**Task description:** Repeat the passage on monk imagery in video games word for word, starting at "In Overwatch, Zenyatta" and ending at "in the game.".

**Page text:**
╭──

For Buddhist monks across the world, the colour of robes is significant — they distinguish one sect from another, indicate level of study or progress towards ordination, change for certain ceremonies or indicate geographical and historical access to certain kinds of natural dye. In video games, we see the same orange robes used repeatedly. In Rivals of Aether’s Ranno, Diablo III’s Monk and Overwatch’s Zenyatta, prayer beads are shown alongside these robes to indicate calmness, pacifism or spiritualism, regardless of whether these characters practice a religion or their religion forms a clear part of their character within the game itself.

Zenyatta is confirmed to previously have been a practising monk of the Shambali faith, a fictional religion preached by some Omnics — artificial self-aware robots — in the Overwatch universe. They have a monastery in the Himalayas, much like the Tibetan Buddhists they’re emulating. Zenyatta’s name, and the name of his mentor, Mondatta (who you might recognise from the animated short ‘Alive’) come from the 1980 The Police album Zenyatta Mondatta. Band members have confirmed that the name is nonsense sounds strung together. Putting dad rock jokes alongside depictions of Buddhism is a fair indication of how seriously Blizzard takes this stuff.

Zenyatta and Ranno even go so far as to invoke the Hindu and Buddhist imagery of many-armed beings. In Hinduism, deities are depicted with many arms to show their varied traits or indicate immeasurable presence or power. In Buddhism, the bodhisattva Avalokiteśvara embodies compassion. Both of their arms are shattered trying to reach out to everyone who requires aid, and they’re gifted a thousand arms by the celestial Buddha Amitābha with which to aid to those who are suffering.

Overwatch’s Zenyatta (Left) and Rivals of Aether’s Ranno (Right)

In Overwatch, Zenyatta is depicted with eight arms while his Ultimate ability is active, but Ranno’s eight-armed form isn’t shown in the reveal trailer, so it’s unclear what — if any — significance it has, or if it’ll be featured in the game.

By including this imagery but divorcing it from its sources, we aren’t creating opportunities to help players understand real-world cultures behind them — we’re relying on pastiche to teach players about a character, and we’re never connecting them to the source of this visual shorthand.

╰──

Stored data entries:
╭──

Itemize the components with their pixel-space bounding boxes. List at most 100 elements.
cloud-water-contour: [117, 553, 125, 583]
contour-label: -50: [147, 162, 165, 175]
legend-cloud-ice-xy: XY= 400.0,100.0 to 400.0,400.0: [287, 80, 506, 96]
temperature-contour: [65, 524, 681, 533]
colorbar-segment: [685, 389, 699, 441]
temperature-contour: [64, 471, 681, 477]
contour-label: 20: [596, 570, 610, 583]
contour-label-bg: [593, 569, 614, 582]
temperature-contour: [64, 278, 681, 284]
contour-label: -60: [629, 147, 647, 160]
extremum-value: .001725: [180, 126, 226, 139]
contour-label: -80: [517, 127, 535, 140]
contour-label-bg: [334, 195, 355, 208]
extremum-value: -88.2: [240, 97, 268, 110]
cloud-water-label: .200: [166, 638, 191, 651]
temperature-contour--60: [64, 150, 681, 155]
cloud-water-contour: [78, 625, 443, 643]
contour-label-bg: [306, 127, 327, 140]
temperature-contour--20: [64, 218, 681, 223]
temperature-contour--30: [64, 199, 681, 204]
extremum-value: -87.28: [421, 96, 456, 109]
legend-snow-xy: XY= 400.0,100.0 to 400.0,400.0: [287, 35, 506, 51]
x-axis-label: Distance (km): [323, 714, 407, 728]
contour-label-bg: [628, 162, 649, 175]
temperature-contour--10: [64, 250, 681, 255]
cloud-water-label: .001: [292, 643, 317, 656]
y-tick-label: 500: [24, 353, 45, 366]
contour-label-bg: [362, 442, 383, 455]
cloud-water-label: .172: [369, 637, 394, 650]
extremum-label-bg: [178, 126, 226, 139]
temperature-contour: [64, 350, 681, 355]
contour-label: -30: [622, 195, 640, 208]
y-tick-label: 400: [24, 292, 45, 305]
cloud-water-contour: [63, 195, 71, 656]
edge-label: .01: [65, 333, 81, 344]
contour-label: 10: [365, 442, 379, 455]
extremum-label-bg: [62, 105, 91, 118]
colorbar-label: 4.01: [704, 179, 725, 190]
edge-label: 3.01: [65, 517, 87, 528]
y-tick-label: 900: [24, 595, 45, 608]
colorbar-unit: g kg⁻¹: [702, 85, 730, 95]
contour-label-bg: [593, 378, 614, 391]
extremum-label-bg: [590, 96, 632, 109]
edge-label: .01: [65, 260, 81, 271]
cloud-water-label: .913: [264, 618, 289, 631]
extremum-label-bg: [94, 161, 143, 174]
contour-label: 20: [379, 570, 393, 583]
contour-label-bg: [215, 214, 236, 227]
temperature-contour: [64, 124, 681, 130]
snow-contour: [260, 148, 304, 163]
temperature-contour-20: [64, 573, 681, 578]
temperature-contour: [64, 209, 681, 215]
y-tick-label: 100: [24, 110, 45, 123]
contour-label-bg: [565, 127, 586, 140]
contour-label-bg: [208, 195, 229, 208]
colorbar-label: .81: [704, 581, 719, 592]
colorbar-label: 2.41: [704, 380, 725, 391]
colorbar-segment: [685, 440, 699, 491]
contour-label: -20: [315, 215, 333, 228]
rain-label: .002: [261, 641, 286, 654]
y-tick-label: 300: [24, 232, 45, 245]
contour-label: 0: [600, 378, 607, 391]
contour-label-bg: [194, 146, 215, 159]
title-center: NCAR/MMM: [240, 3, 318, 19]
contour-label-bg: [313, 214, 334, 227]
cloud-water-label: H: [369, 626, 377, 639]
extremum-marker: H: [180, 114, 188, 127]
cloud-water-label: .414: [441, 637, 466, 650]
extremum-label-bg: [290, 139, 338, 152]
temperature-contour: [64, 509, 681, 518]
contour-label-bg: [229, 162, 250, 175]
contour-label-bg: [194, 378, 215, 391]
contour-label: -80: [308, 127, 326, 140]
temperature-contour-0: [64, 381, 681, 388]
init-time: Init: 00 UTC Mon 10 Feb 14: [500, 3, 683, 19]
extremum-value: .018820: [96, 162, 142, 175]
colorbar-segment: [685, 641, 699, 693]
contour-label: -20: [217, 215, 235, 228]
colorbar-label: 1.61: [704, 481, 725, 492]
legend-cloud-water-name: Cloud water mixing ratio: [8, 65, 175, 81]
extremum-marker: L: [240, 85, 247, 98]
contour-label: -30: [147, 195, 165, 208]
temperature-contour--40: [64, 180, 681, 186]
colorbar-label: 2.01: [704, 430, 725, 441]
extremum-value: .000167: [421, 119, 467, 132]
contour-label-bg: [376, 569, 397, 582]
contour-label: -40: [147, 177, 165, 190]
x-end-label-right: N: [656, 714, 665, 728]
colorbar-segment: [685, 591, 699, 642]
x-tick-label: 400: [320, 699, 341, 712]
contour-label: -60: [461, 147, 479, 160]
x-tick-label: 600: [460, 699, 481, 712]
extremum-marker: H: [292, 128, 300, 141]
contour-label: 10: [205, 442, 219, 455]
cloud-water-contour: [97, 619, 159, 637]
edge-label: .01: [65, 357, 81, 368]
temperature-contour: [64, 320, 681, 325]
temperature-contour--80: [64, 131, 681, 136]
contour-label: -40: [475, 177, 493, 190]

╰──

**Solution to the exercise:**
In Overwatch, Zenyatta is depicted with eight arms while his Ultimate ability is active, but Ranno’s eight-armed form isn’t shown in the reveal trailer, so it’s unclear what — if any — significance it has, or if it’ll be featured in the game.